--- ENTRIES PROVIDED ---
—————

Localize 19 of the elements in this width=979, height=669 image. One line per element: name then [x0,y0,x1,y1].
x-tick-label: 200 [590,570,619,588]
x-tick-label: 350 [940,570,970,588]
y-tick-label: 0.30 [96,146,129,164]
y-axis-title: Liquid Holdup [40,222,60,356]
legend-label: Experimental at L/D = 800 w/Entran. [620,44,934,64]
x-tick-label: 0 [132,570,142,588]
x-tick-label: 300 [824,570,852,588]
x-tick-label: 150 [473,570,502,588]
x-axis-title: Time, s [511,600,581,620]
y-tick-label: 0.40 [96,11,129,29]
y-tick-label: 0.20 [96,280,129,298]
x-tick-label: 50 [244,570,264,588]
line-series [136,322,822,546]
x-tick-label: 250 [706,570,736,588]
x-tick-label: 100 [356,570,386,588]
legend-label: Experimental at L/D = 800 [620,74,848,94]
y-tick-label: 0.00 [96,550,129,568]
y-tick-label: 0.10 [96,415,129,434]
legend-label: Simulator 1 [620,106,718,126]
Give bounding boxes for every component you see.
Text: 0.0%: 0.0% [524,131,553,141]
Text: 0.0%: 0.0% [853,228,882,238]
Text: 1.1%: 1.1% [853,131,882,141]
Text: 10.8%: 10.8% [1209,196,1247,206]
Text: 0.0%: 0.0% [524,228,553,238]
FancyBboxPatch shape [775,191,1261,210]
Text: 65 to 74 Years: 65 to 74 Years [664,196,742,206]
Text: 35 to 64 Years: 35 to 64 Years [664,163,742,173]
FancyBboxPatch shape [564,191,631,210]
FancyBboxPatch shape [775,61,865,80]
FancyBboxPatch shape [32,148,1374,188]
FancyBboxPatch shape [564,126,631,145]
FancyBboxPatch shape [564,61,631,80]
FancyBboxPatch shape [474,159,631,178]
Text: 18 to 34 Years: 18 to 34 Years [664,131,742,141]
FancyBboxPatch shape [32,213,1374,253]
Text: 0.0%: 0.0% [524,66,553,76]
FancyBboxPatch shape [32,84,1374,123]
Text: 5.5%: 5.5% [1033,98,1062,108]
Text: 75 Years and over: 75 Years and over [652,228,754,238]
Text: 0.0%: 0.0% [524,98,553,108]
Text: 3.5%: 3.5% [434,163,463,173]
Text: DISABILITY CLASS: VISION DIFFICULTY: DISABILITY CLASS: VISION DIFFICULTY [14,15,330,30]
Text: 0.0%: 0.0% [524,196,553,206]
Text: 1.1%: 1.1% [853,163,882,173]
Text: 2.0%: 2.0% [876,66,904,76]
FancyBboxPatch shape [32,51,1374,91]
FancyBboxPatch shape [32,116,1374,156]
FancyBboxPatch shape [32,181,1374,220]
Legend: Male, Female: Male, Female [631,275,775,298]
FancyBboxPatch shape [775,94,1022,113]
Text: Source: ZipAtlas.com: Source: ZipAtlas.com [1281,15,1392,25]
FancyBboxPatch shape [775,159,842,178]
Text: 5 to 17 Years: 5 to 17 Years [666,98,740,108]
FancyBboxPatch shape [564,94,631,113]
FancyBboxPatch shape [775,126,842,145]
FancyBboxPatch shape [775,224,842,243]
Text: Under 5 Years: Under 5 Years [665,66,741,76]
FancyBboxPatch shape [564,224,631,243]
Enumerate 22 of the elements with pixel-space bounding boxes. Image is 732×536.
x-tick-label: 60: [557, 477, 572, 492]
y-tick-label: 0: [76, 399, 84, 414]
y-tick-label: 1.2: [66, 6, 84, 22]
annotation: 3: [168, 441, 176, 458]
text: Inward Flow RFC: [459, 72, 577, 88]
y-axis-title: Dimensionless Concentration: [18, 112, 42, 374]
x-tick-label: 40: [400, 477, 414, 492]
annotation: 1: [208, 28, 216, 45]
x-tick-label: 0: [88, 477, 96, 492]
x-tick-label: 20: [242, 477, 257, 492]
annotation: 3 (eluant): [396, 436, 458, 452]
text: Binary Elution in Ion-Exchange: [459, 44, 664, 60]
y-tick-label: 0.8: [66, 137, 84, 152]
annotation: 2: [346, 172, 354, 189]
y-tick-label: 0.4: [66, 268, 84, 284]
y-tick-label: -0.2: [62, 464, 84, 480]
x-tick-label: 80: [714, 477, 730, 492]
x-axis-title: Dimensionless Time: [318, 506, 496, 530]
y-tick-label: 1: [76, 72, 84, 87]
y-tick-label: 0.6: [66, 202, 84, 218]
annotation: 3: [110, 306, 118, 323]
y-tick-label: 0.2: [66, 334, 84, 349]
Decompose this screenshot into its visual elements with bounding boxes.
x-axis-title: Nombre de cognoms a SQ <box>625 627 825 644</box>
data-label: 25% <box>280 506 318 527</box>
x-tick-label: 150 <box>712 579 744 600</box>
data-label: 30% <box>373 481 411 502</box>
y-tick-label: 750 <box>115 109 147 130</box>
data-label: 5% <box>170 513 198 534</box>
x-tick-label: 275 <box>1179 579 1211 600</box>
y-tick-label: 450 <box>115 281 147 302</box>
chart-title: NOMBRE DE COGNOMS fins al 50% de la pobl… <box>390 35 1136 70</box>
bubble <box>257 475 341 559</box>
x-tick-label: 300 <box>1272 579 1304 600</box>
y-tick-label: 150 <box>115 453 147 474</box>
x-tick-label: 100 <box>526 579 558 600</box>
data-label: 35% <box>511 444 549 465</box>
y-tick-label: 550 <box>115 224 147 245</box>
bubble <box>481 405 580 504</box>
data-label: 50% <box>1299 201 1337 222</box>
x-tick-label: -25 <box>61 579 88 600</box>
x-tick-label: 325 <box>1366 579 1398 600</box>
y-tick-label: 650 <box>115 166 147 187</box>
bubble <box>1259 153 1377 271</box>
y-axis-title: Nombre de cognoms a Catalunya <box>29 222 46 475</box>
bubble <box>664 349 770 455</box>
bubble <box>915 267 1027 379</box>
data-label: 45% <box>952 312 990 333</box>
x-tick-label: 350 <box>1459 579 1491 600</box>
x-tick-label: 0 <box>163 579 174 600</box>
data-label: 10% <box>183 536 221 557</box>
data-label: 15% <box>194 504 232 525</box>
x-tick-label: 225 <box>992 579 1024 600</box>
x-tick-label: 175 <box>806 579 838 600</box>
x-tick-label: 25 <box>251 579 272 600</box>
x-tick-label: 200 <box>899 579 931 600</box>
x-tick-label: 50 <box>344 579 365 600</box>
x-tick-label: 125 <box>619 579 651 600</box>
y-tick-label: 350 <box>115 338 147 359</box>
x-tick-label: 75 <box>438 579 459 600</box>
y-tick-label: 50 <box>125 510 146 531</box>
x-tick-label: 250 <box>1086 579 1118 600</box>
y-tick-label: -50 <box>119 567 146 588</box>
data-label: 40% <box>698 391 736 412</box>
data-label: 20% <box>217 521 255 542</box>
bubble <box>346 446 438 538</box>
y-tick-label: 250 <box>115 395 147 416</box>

—————

--- WHAT YOU HAVE TO DO ---
Pull out every line of the material above that contains the string "elements" and copy each one in full. Treat uppercase and lowercase letters as different.

--- TASK RESULT ---
Localize 19 of the elements in this width=979, height=669 image. One line per element: name then [x0,y0,x1,y1].
Enumerate 22 of the elements with pixel-space bounding boxes. Image is 732×536.
Decompose this screenshot into its visual elements with bounding boxes.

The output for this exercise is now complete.